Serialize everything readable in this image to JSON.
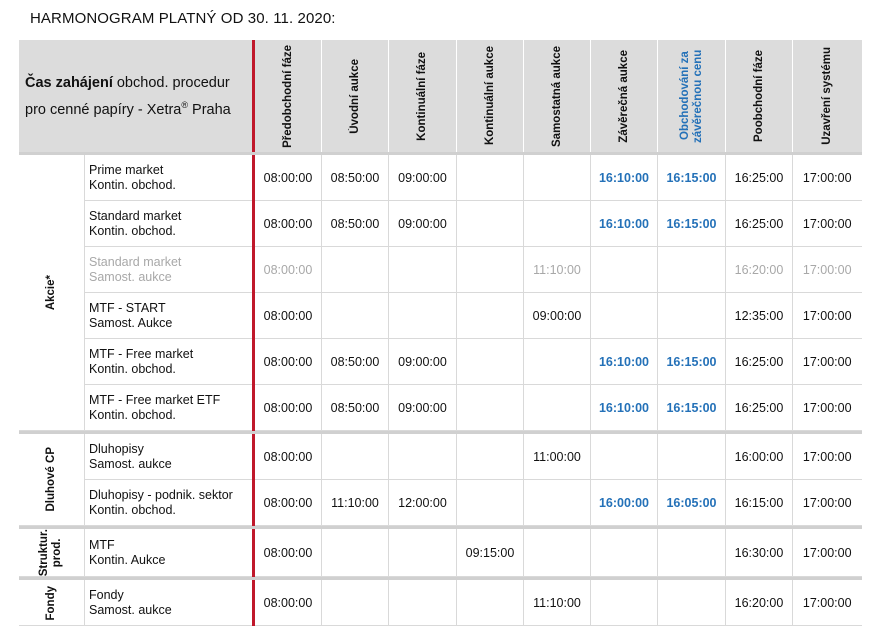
{
  "title": "HARMONOGRAM PLATNÝ OD  30. 11. 2020:",
  "intro": {
    "bold": "Čas zahájení",
    "rest1": " obchod. procedur",
    "line2": "pro cenné papíry - Xetra",
    "reg": "®",
    "rest2": " Praha"
  },
  "columns": [
    {
      "label": "Předobchodní fáze",
      "blue": false
    },
    {
      "label": "Úvodní aukce",
      "blue": false
    },
    {
      "label": "Kontinuální fáze",
      "blue": false
    },
    {
      "label": "Kontinuální aukce",
      "blue": false
    },
    {
      "label": "Samostatná aukce",
      "blue": false
    },
    {
      "label": "Závěrečná aukce",
      "blue": false
    },
    {
      "label": "Obchodování za závěrečnou cenu",
      "blue": true
    },
    {
      "label": "Poobchodní fáze",
      "blue": false
    },
    {
      "label": "Uzavření systému",
      "blue": false
    }
  ],
  "colors": {
    "accent_red": "#c0182b",
    "blue": "#2471b8",
    "header_bg": "#dcdcdc",
    "muted": "#a8a8a8"
  },
  "groups": [
    {
      "name": "Akcie*",
      "rows": [
        {
          "l1": "Prime market",
          "l2": "Kontin. obchod.",
          "gray": false,
          "times": [
            "08:00:00",
            "08:50:00",
            "09:00:00",
            "",
            "",
            "16:10:00",
            "16:15:00",
            "16:25:00",
            "17:00:00"
          ]
        },
        {
          "l1": "Standard market",
          "l2": "Kontin. obchod.",
          "gray": false,
          "times": [
            "08:00:00",
            "08:50:00",
            "09:00:00",
            "",
            "",
            "16:10:00",
            "16:15:00",
            "16:25:00",
            "17:00:00"
          ]
        },
        {
          "l1": "Standard market",
          "l2": "Samost. aukce",
          "gray": true,
          "times": [
            "08:00:00",
            "",
            "",
            "",
            "11:10:00",
            "",
            "",
            "16:20:00",
            "17:00:00"
          ]
        },
        {
          "l1": "MTF - START",
          "l2": "Samost. Aukce",
          "gray": false,
          "times": [
            "08:00:00",
            "",
            "",
            "",
            "09:00:00",
            "",
            "",
            "12:35:00",
            "17:00:00"
          ]
        },
        {
          "l1": "MTF - Free market",
          "l2": "Kontin. obchod.",
          "gray": false,
          "times": [
            "08:00:00",
            "08:50:00",
            "09:00:00",
            "",
            "",
            "16:10:00",
            "16:15:00",
            "16:25:00",
            "17:00:00"
          ]
        },
        {
          "l1": "MTF - Free market ETF",
          "l2": "Kontin. obchod.",
          "gray": false,
          "times": [
            "08:00:00",
            "08:50:00",
            "09:00:00",
            "",
            "",
            "16:10:00",
            "16:15:00",
            "16:25:00",
            "17:00:00"
          ]
        }
      ]
    },
    {
      "name": "Dluhové CP",
      "rows": [
        {
          "l1": "Dluhopisy",
          "l2": "Samost. aukce",
          "gray": false,
          "times": [
            "08:00:00",
            "",
            "",
            "",
            "11:00:00",
            "",
            "",
            "16:00:00",
            "17:00:00"
          ]
        },
        {
          "l1": "Dluhopisy -  podnik. sektor",
          "l2": "Kontin. obchod.",
          "gray": false,
          "times": [
            "08:00:00",
            "11:10:00",
            "12:00:00",
            "",
            "",
            "16:00:00",
            "16:05:00",
            "16:15:00",
            "17:00:00"
          ]
        }
      ]
    },
    {
      "name": "Struktur. prod.",
      "rows": [
        {
          "l1": "MTF",
          "l2": "Kontin. Aukce",
          "gray": false,
          "times": [
            "08:00:00",
            "",
            "",
            "09:15:00",
            "",
            "",
            "",
            "16:30:00",
            "17:00:00"
          ]
        }
      ]
    },
    {
      "name": "Fondy",
      "rows": [
        {
          "l1": "Fondy",
          "l2": "Samost. aukce",
          "gray": false,
          "times": [
            "08:00:00",
            "",
            "",
            "",
            "11:10:00",
            "",
            "",
            "16:20:00",
            "17:00:00"
          ]
        }
      ]
    }
  ]
}
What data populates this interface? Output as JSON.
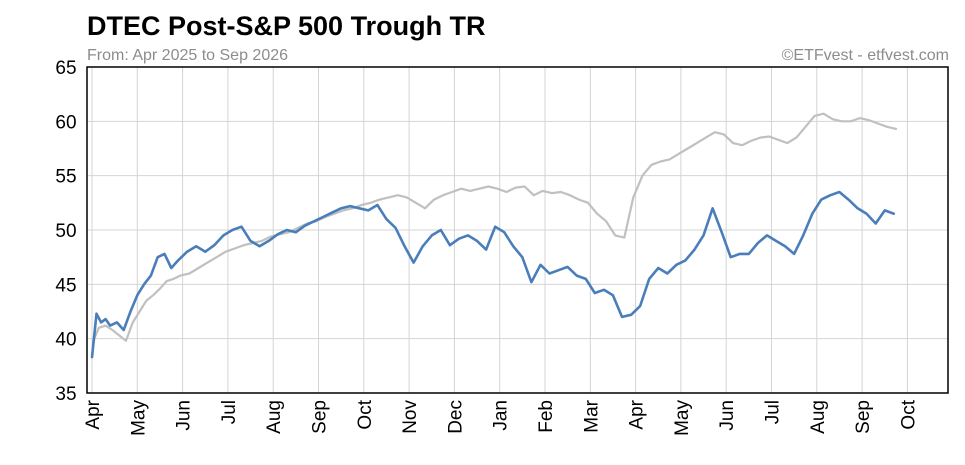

◆ **WHAT THE TASK ASKS**
Except for the pictures, print the data above exactly.

◆ **EXPECTED ANSWER**
Serialize everything readable in this image to JSON.
{
  "title": "HARMONOGRAM PLATNÝ OD  30. 11. 2020:",
  "intro": {
    "bold": "Čas zahájení",
    "rest1": " obchod. procedur",
    "line2": "pro cenné papíry - Xetra",
    "reg": "®",
    "rest2": " Praha"
  },
  "columns": [
    {
      "label": "Předobchodní fáze",
      "blue": false
    },
    {
      "label": "Úvodní aukce",
      "blue": false
    },
    {
      "label": "Kontinuální fáze",
      "blue": false
    },
    {
      "label": "Kontinuální aukce",
      "blue": false
    },
    {
      "label": "Samostatná aukce",
      "blue": false
    },
    {
      "label": "Závěrečná aukce",
      "blue": false
    },
    {
      "label": "Obchodování za závěrečnou cenu",
      "blue": true
    },
    {
      "label": "Poobchodní fáze",
      "blue": false
    },
    {
      "label": "Uzavření systému",
      "blue": false
    }
  ],
  "colors": {
    "accent_red": "#c0182b",
    "blue": "#2471b8",
    "header_bg": "#dcdcdc",
    "muted": "#a8a8a8"
  },
  "groups": [
    {
      "name": "Akcie*",
      "rows": [
        {
          "l1": "Prime market",
          "l2": "Kontin. obchod.",
          "gray": false,
          "times": [
            "08:00:00",
            "08:50:00",
            "09:00:00",
            "",
            "",
            "16:10:00",
            "16:15:00",
            "16:25:00",
            "17:00:00"
          ]
        },
        {
          "l1": "Standard market",
          "l2": "Kontin. obchod.",
          "gray": false,
          "times": [
            "08:00:00",
            "08:50:00",
            "09:00:00",
            "",
            "",
            "16:10:00",
            "16:15:00",
            "16:25:00",
            "17:00:00"
          ]
        },
        {
          "l1": "Standard market",
          "l2": "Samost. aukce",
          "gray": true,
          "times": [
            "08:00:00",
            "",
            "",
            "",
            "11:10:00",
            "",
            "",
            "16:20:00",
            "17:00:00"
          ]
        },
        {
          "l1": "MTF - START",
          "l2": "Samost. Aukce",
          "gray": false,
          "times": [
            "08:00:00",
            "",
            "",
            "",
            "09:00:00",
            "",
            "",
            "12:35:00",
            "17:00:00"
          ]
        },
        {
          "l1": "MTF - Free market",
          "l2": "Kontin. obchod.",
          "gray": false,
          "times": [
            "08:00:00",
            "08:50:00",
            "09:00:00",
            "",
            "",
            "16:10:00",
            "16:15:00",
            "16:25:00",
            "17:00:00"
          ]
        },
        {
          "l1": "MTF - Free market ETF",
          "l2": "Kontin. obchod.",
          "gray": false,
          "times": [
            "08:00:00",
            "08:50:00",
            "09:00:00",
            "",
            "",
            "16:10:00",
            "16:15:00",
            "16:25:00",
            "17:00:00"
          ]
        }
      ]
    },
    {
      "name": "Dluhové CP",
      "rows": [
        {
          "l1": "Dluhopisy",
          "l2": "Samost. aukce",
          "gray": false,
          "times": [
            "08:00:00",
            "",
            "",
            "",
            "11:00:00",
            "",
            "",
            "16:00:00",
            "17:00:00"
          ]
        },
        {
          "l1": "Dluhopisy -  podnik. sektor",
          "l2": "Kontin. obchod.",
          "gray": false,
          "times": [
            "08:00:00",
            "11:10:00",
            "12:00:00",
            "",
            "",
            "16:00:00",
            "16:05:00",
            "16:15:00",
            "17:00:00"
          ]
        }
      ]
    },
    {
      "name": "Struktur. prod.",
      "rows": [
        {
          "l1": "MTF",
          "l2": "Kontin. Aukce",
          "gray": false,
          "times": [
            "08:00:00",
            "",
            "",
            "09:15:00",
            "",
            "",
            "",
            "16:30:00",
            "17:00:00"
          ]
        }
      ]
    },
    {
      "name": "Fondy",
      "rows": [
        {
          "l1": "Fondy",
          "l2": "Samost. aukce",
          "gray": false,
          "times": [
            "08:00:00",
            "",
            "",
            "",
            "11:10:00",
            "",
            "",
            "16:20:00",
            "17:00:00"
          ]
        }
      ]
    }
  ]
}
What data populates this interface? Output as JSON.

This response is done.